§ Your goal
Copy out the listing that follows exactly, dropping every picture.
-- Begin --
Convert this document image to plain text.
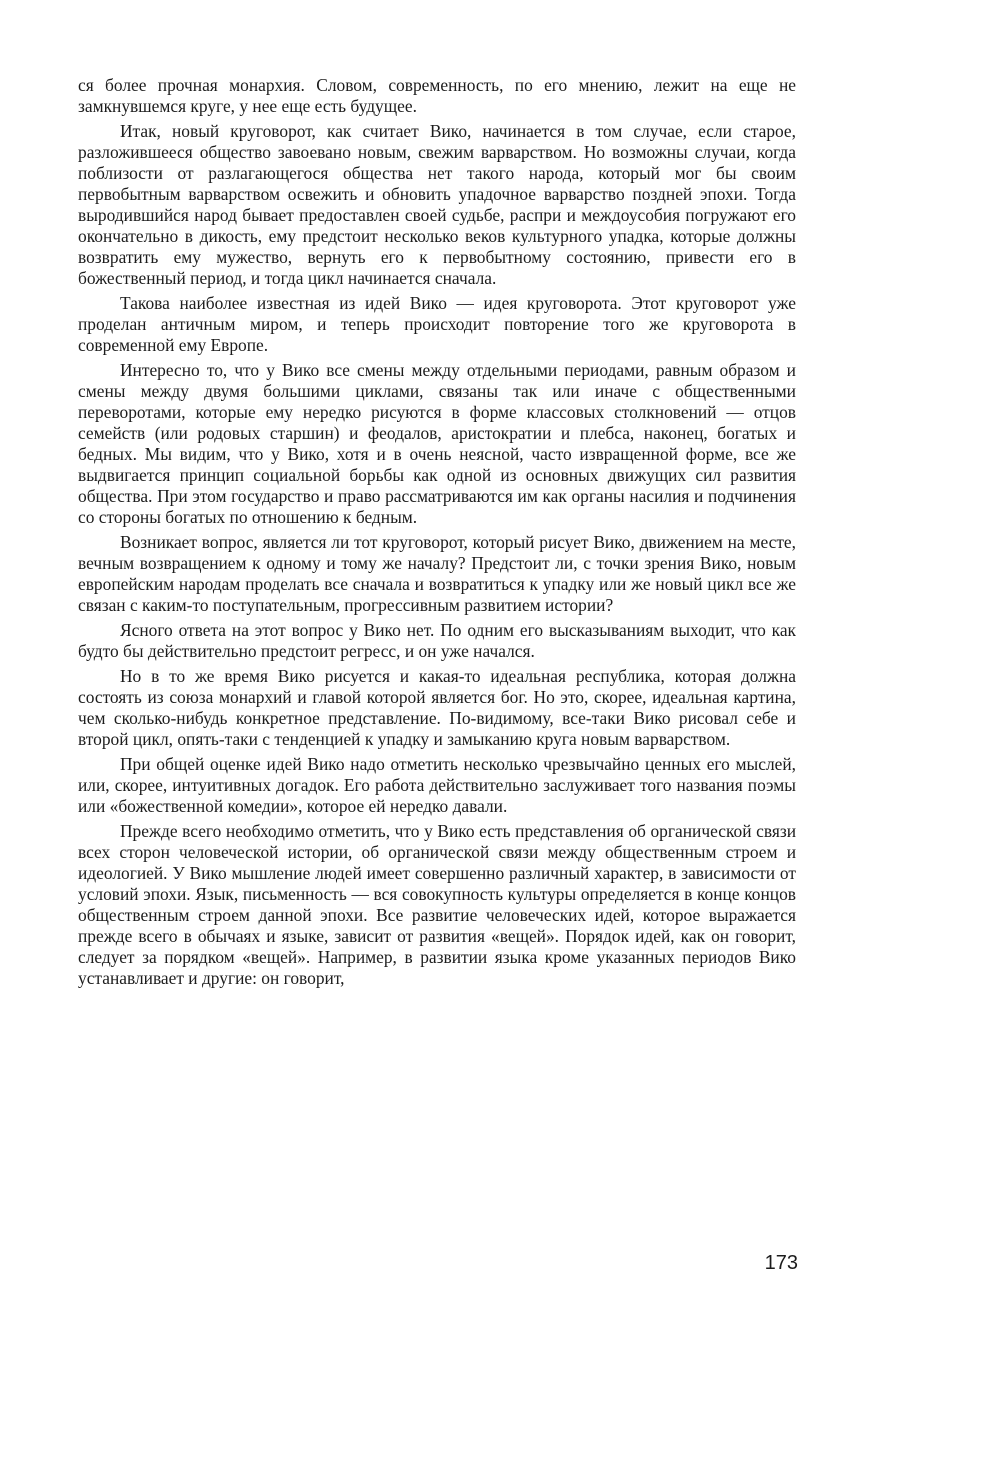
ся более прочная монархия. Словом, современность, по его мнению, лежит на еще не замкнувшемся круге, у нее еще есть будущее.

Итак, новый круговорот, как считает Вико, начинается в том случае, если старое, разложившееся общество завоевано новым, свежим варварством. Но возможны случаи, когда поблизости от разлагающегося общества нет такого народа, который мог бы своим первобытным варварством освежить и обновить упадочное варварство поздней эпохи. Тогда выродившийся народ бывает предоставлен своей судьбе, распри и междоусобия погружают его окончательно в дикость, ему предстоит несколько веков культурного упадка, которые должны возвратить ему мужество, вернуть его к первобытному состоянию, привести его в божественный период, и тогда цикл начинается сначала.

Такова наиболее известная из идей Вико — идея круговорота. Этот круговорот уже проделан античным миром, и теперь происходит повторение того же круговорота в современной ему Европе.

Интересно то, что у Вико все смены между отдельными периодами, равным образом и смены между двумя большими циклами, связаны так или иначе с общественными переворотами, которые ему нередко рисуются в форме классовых столкновений — отцов семейств (или родовых старшин) и феодалов, аристократии и плебса, наконец, богатых и бедных. Мы видим, что у Вико, хотя и в очень неясной, часто извращенной форме, все же выдвигается принцип социальной борьбы как одной из основных движущих сил развития общества. При этом государство и право рассматриваются им как органы насилия и подчинения со стороны богатых по отношению к бедным.

Возникает вопрос, является ли тот круговорот, который рисует Вико, движением на месте, вечным возвращением к одному и тому же началу? Предстоит ли, с точки зрения Вико, новым европейским народам проделать все сначала и возвратиться к упадку или же новый цикл все же связан с каким-то поступательным, прогрессивным развитием истории?

Ясного ответа на этот вопрос у Вико нет. По одним его высказываниям выходит, что как будто бы действительно предстоит регресс, и он уже начался.

Но в то же время Вико рисуется и какая-то идеальная республика, которая должна состоять из союза монархий и главой которой является бог. Но это, скорее, идеальная картина, чем сколько-нибудь конкретное представление. По-видимому, все-таки Вико рисовал себе и второй цикл, опять-таки с тенденцией к упадку и замыканию круга новым варварством.

При общей оценке идей Вико надо отметить несколько чрезвычайно ценных его мыслей, или, скорее, интуитивных догадок. Его работа действительно заслуживает того названия поэмы или «божественной комедии», которое ей нередко давали.

Прежде всего необходимо отметить, что у Вико есть представления об органической связи всех сторон человеческой истории, об органической связи между общественным строем и идеологией. У Вико мышление людей имеет совершенно различный характер, в зависимости от условий эпохи. Язык, письменность — вся совокупность культуры определяется в конце концов общественным строем данной эпохи. Все развитие человеческих идей, которое выражается прежде всего в обычаях и языке, зависит от развития «вещей». Порядок идей, как он говорит, следует за порядком «вещей». Например, в развитии языка кроме указанных периодов Вико устанавливает и другие: он говорит,

173
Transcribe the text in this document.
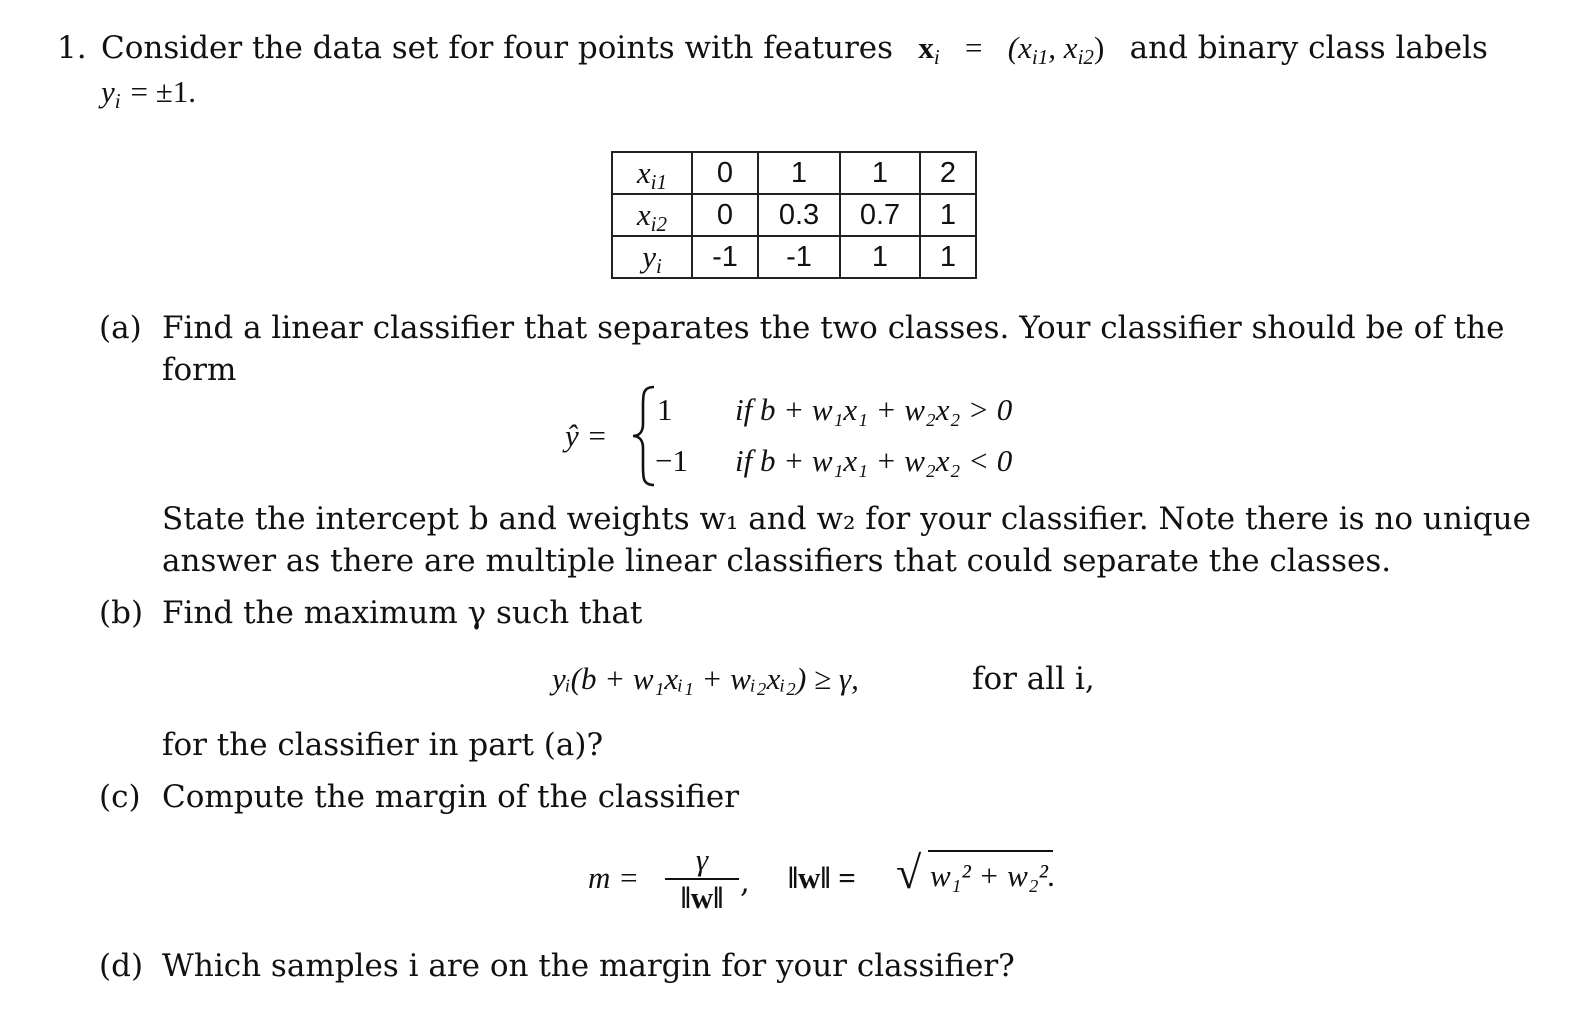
1. Consider the data set for four points with features $x_i = (x_{i1}$, $x_{i2}$) and binary class labels
$y_i = \pm 1$.
$x_{i1}$	0	1	1	2
$x_{i2}$	0	0.3	0.7	1
$y_i$	-1	-1	1	1
(a) Find a linear classifier that separates the two classes. Your classifier should be of the
form
ŷ =
1 if b + w₁x₁ + w₂x₂ > 0
−1 if b + w₁x₁ + w₂x₂ < 0
State the intercept b and weights w₁ and w₂ for your classifier. Note there is no unique
answer as there are multiple linear classifiers that could separate the classes.
(b) Find the maximum γ such that
yᵢ(b + w₁xᵢ₁ + wᵢ₂xᵢ₂) ≥ γ,	for all i,
for the classifier in part (a)?
(c) Compute the margin of the classifier
$m = \frac{\gamma}{‖w‖}$ , ‖w‖ = √ w₁² + w₂².
(d) Which samples i are on the margin for your classifier?
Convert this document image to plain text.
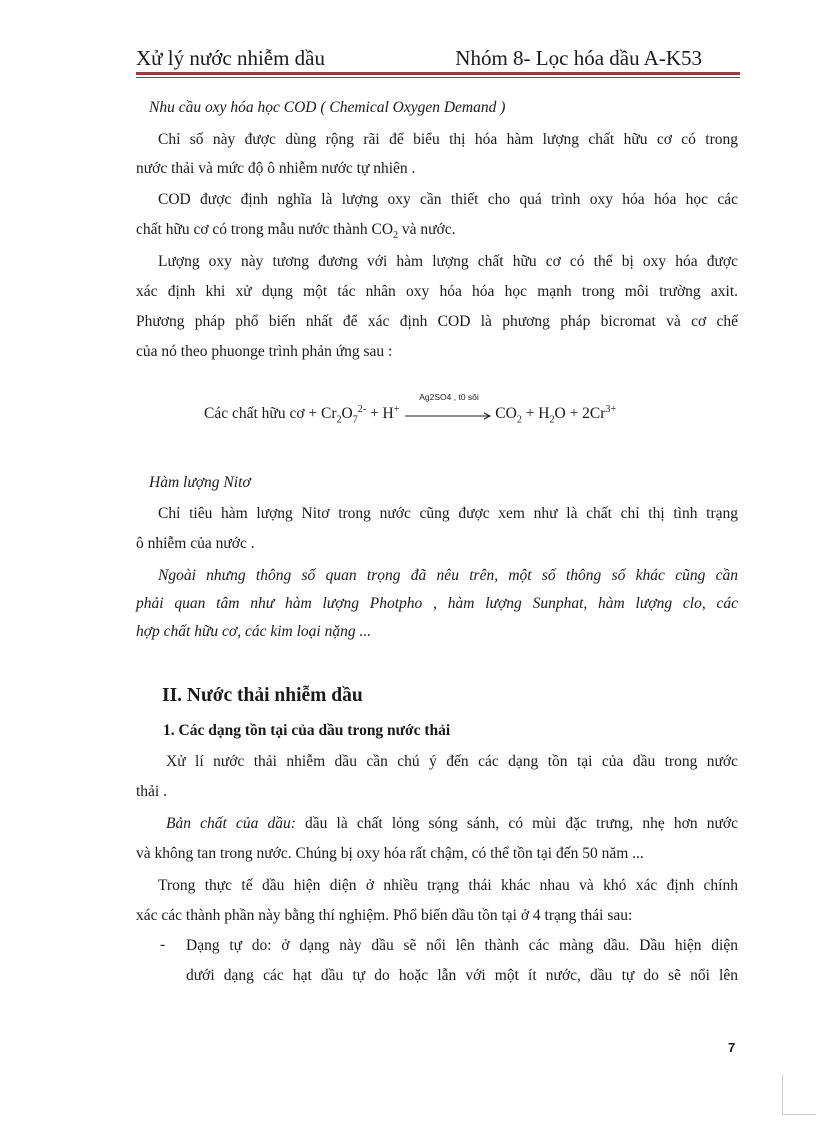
Xử lý nước nhiễm dầu	Nhóm 8- Lọc hóa dầu A-K53
Nhu cầu oxy hóa học COD ( Chemical Oxygen Demand )
Chỉ số này được dùng rộng rãi để biểu thị hóa hàm lượng chất hữu cơ có trong
nước thải và mức độ ô nhiễm nước tự nhiên .
COD được định nghĩa là lượng oxy cần thiết cho quá trình oxy hóa hóa học các
chất hữu cơ có trong mẫu nước thành $CO_2$ và nước.
Lượng oxy này tương đương với hàm lượng chất hữu cơ có thể bị oxy hóa được
xác định khi xử dụng một tác nhân oxy hóa hóa học mạnh trong môi trường axit.
Phương pháp phổ biến nhất để xác định COD là phương pháp bicromat và cơ chế
của nó theo phuonge trình phản ứng sau :
Các chất hữu cơ + $Cr_2O_7^{2-} + H^+$
Ag2SO4 , t0 sôi
$CO_2 + H_2O + 2Cr^{3+}$
Hàm lượng Nitơ
Chỉ tiêu hàm lượng Nitơ trong nước cũng được xem như là chất chỉ thị tình trạng
ô nhiễm của nước .
Ngoài nhưng thông số quan trọng đã nêu trên, một số thông số khác cũng cần
phải quan tâm như hàm lượng Photpho , hàm lượng Sunphat, hàm lượng clo, các
hợp chất hữu cơ, các kim loại nặng ...
II. Nước thải nhiễm dầu
1. Các dạng tồn tại của dầu trong nước thải
Xử lí nước thải nhiễm dầu cần chú ý đến các dạng tồn tại của dầu trong nước
thải .
Bản chất của dầu: dầu là chất lỏng sóng sánh, có mùi đặc trưng, nhẹ hơn nước
và không tan trong nước. Chúng bị oxy hóa rất chậm, có thể tồn tại đến 50 năm ...
Trong thực tế dầu hiện diện ở nhiều trạng thái khác nhau và khó xác định chính
xác các thành phần này bằng thí nghiệm. Phổ biến dầu tồn tại ở 4 trạng thái sau:
- Dạng tự do: ở dạng này dầu sẽ nổi lên thành các màng dầu. Dầu hiện diện
dưới dạng các hạt dầu tự do hoặc lẫn với một ít nước, dầu tự do sẽ nổi lên
7
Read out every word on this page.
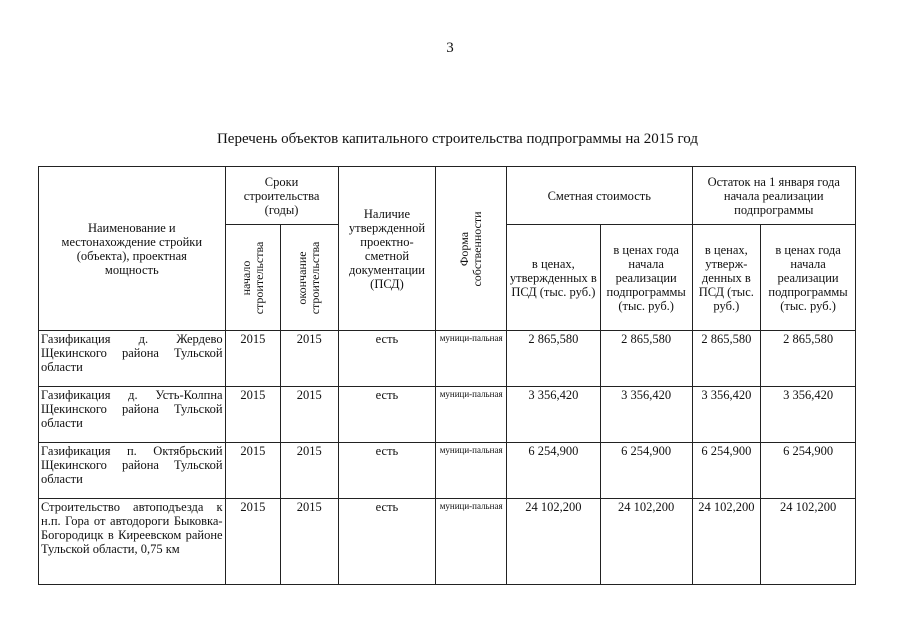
3
Перечень объектов капитального строительства подпрограммы на 2015 год
Наименование и местонахождение стройки (объекта), проектная мощность	Сроки строительства (годы)		Наличие утвержденной проектно-сметной документации (ПСД)	Форма собственности	Сметная стоимость		Остаток на 1 января года начала реализации подпрограммы	

	начало строительства	окончание строительства			в ценах, утвержденных в ПСД (тыс. руб.)	в ценах года начала реализации подпрограммы (тыс. руб.)	в ценах, утверж-денных в ПСД (тыс. руб.)	в ценах года начала реализации подпрограммы (тыс. руб.)
Газификация д. Жердево Щекинского района Тульской области	2015	2015	есть	муници-пальная	2 865,580	2 865,580	2 865,580	2 865,580
Газификация д. Усть-Колпна Щекинского района Тульской области	2015	2015	есть	муници-пальная	3 356,420	3 356,420	3 356,420	3 356,420
Газификация п. Октябрьский Щекинского района Тульской области	2015	2015	есть	муници-пальная	6 254,900	6 254,900	6 254,900	6 254,900
Строительство автоподъезда к н.п. Гора от автодороги Быковка-Богородицк в Киреевском районе Тульской области, 0,75 км	2015	2015	есть	муници-пальная	24 102,200	24 102,200	24 102,200	24 102,200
-- End --
§ Task solution
Convert this document image to plain text.
ся более прочная монархия. Словом, современность, по его мнению, лежит на еще не замкнувшемся круге, у нее еще есть будущее.

Итак, новый круговорот, как считает Вико, начинается в том случае, если старое, разложившееся общество завоевано новым, свежим варварством. Но возможны случаи, когда поблизости от разлагающегося общества нет такого народа, который мог бы своим первобытным варварством освежить и обновить упадочное варварство поздней эпохи. Тогда выродившийся народ бывает предоставлен своей судьбе, распри и междоусобия погружают его окончательно в дикость, ему предстоит несколько веков культурного упадка, которые должны возвратить ему мужество, вернуть его к первобытному состоянию, привести его в божественный период, и тогда цикл начинается сначала.

Такова наиболее известная из идей Вико — идея круговорота. Этот круговорот уже проделан античным миром, и теперь происходит повторение того же круговорота в современной ему Европе.

Интересно то, что у Вико все смены между отдельными периодами, равным образом и смены между двумя большими циклами, связаны так или иначе с общественными переворотами, которые ему нередко рисуются в форме классовых столкновений — отцов семейств (или родовых старшин) и феодалов, аристократии и плебса, наконец, богатых и бедных. Мы видим, что у Вико, хотя и в очень неясной, часто извращенной форме, все же выдвигается принцип социальной борьбы как одной из основных движущих сил развития общества. При этом государство и право рассматриваются им как органы насилия и подчинения со стороны богатых по отношению к бедным.

Возникает вопрос, является ли тот круговорот, который рисует Вико, движением на месте, вечным возвращением к одному и тому же началу? Предстоит ли, с точки зрения Вико, новым европейским народам проделать все сначала и возвратиться к упадку или же новый цикл все же связан с каким-то поступательным, прогрессивным развитием истории?

Ясного ответа на этот вопрос у Вико нет. По одним его высказываниям выходит, что как будто бы действительно предстоит регресс, и он уже начался.

Но в то же время Вико рисуется и какая-то идеальная республика, которая должна состоять из союза монархий и главой которой является бог. Но это, скорее, идеальная картина, чем сколько-нибудь конкретное представление. По-видимому, все-таки Вико рисовал себе и второй цикл, опять-таки с тенденцией к упадку и замыканию круга новым варварством.

При общей оценке идей Вико надо отметить несколько чрезвычайно ценных его мыслей, или, скорее, интуитивных догадок. Его работа действительно заслуживает того названия поэмы или «божественной комедии», которое ей нередко давали.

Прежде всего необходимо отметить, что у Вико есть представления об органической связи всех сторон человеческой истории, об органической связи между общественным строем и идеологией. У Вико мышление людей имеет совершенно различный характер, в зависимости от условий эпохи. Язык, письменность — вся совокупность культуры определяется в конце концов общественным строем данной эпохи. Все развитие человеческих идей, которое выражается прежде всего в обычаях и языке, зависит от развития «вещей». Порядок идей, как он говорит, следует за порядком «вещей». Например, в развитии языка кроме указанных периодов Вико устанавливает и другие: он говорит,

173
Transcribe the text in this document.
1. Consider the data set for four points with features $x_i = (x_{i1}$, $x_{i2}$) and binary class labels
$y_i = \pm 1$.
$x_{i1}$	0	1	1	2
$x_{i2}$	0	0.3	0.7	1
$y_i$	-1	-1	1	1
(a) Find a linear classifier that separates the two classes. Your classifier should be of the
form
ŷ =
1 if b + w₁x₁ + w₂x₂ > 0
−1 if b + w₁x₁ + w₂x₂ < 0
State the intercept b and weights w₁ and w₂ for your classifier. Note there is no unique
answer as there are multiple linear classifiers that could separate the classes.
(b) Find the maximum γ such that
yᵢ(b + w₁xᵢ₁ + wᵢ₂xᵢ₂) ≥ γ,	for all i,
for the classifier in part (a)?
(c) Compute the margin of the classifier
$m = \frac{\gamma}{‖w‖}$ , ‖w‖ = √ w₁² + w₂².
(d) Which samples i are on the margin for your classifier?
Convert this document image to plain text.
Xử lý nước nhiễm dầu	Nhóm 8- Lọc hóa dầu A-K53
Nhu cầu oxy hóa học COD ( Chemical Oxygen Demand )
Chỉ số này được dùng rộng rãi để biểu thị hóa hàm lượng chất hữu cơ có trong
nước thải và mức độ ô nhiễm nước tự nhiên .
COD được định nghĩa là lượng oxy cần thiết cho quá trình oxy hóa hóa học các
chất hữu cơ có trong mẫu nước thành $CO_2$ và nước.
Lượng oxy này tương đương với hàm lượng chất hữu cơ có thể bị oxy hóa được
xác định khi xử dụng một tác nhân oxy hóa hóa học mạnh trong môi trường axit.
Phương pháp phổ biến nhất để xác định COD là phương pháp bicromat và cơ chế
của nó theo phuonge trình phản ứng sau :
Các chất hữu cơ + $Cr_2O_7^{2-} + H^+$
Ag2SO4 , t0 sôi
$CO_2 + H_2O + 2Cr^{3+}$
Hàm lượng Nitơ
Chỉ tiêu hàm lượng Nitơ trong nước cũng được xem như là chất chỉ thị tình trạng
ô nhiễm của nước .
Ngoài nhưng thông số quan trọng đã nêu trên, một số thông số khác cũng cần
phải quan tâm như hàm lượng Photpho , hàm lượng Sunphat, hàm lượng clo, các
hợp chất hữu cơ, các kim loại nặng ...
II. Nước thải nhiễm dầu
1. Các dạng tồn tại của dầu trong nước thải
Xử lí nước thải nhiễm dầu cần chú ý đến các dạng tồn tại của dầu trong nước
thải .
Bản chất của dầu: dầu là chất lỏng sóng sánh, có mùi đặc trưng, nhẹ hơn nước
và không tan trong nước. Chúng bị oxy hóa rất chậm, có thể tồn tại đến 50 năm ...
Trong thực tế dầu hiện diện ở nhiều trạng thái khác nhau và khó xác định chính
xác các thành phần này bằng thí nghiệm. Phổ biến dầu tồn tại ở 4 trạng thái sau:
- Dạng tự do: ở dạng này dầu sẽ nổi lên thành các màng dầu. Dầu hiện diện
dưới dạng các hạt dầu tự do hoặc lẫn với một ít nước, dầu tự do sẽ nổi lên
7
Read out every word on this page.
3
Перечень объектов капитального строительства подпрограммы на 2015 год
Наименование и местонахождение стройки (объекта), проектная мощность	Сроки строительства (годы)		Наличие утвержденной проектно-сметной документации (ПСД)	Форма собственности	Сметная стоимость		Остаток на 1 января года начала реализации подпрограммы	

	начало строительства	окончание строительства			в ценах, утвержденных в ПСД (тыс. руб.)	в ценах года начала реализации подпрограммы (тыс. руб.)	в ценах, утверж-денных в ПСД (тыс. руб.)	в ценах года начала реализации подпрограммы (тыс. руб.)
Газификация д. Жердево Щекинского района Тульской области	2015	2015	есть	муници-пальная	2 865,580	2 865,580	2 865,580	2 865,580
Газификация д. Усть-Колпна Щекинского района Тульской области	2015	2015	есть	муници-пальная	3 356,420	3 356,420	3 356,420	3 356,420
Газификация п. Октябрьский Щекинского района Тульской области	2015	2015	есть	муници-пальная	6 254,900	6 254,900	6 254,900	6 254,900
Строительство автоподъезда к н.п. Гора от автодороги Быковка-Богородицк в Киреевском районе Тульской области, 0,75 км	2015	2015	есть	муници-пальная	24 102,200	24 102,200	24 102,200	24 102,200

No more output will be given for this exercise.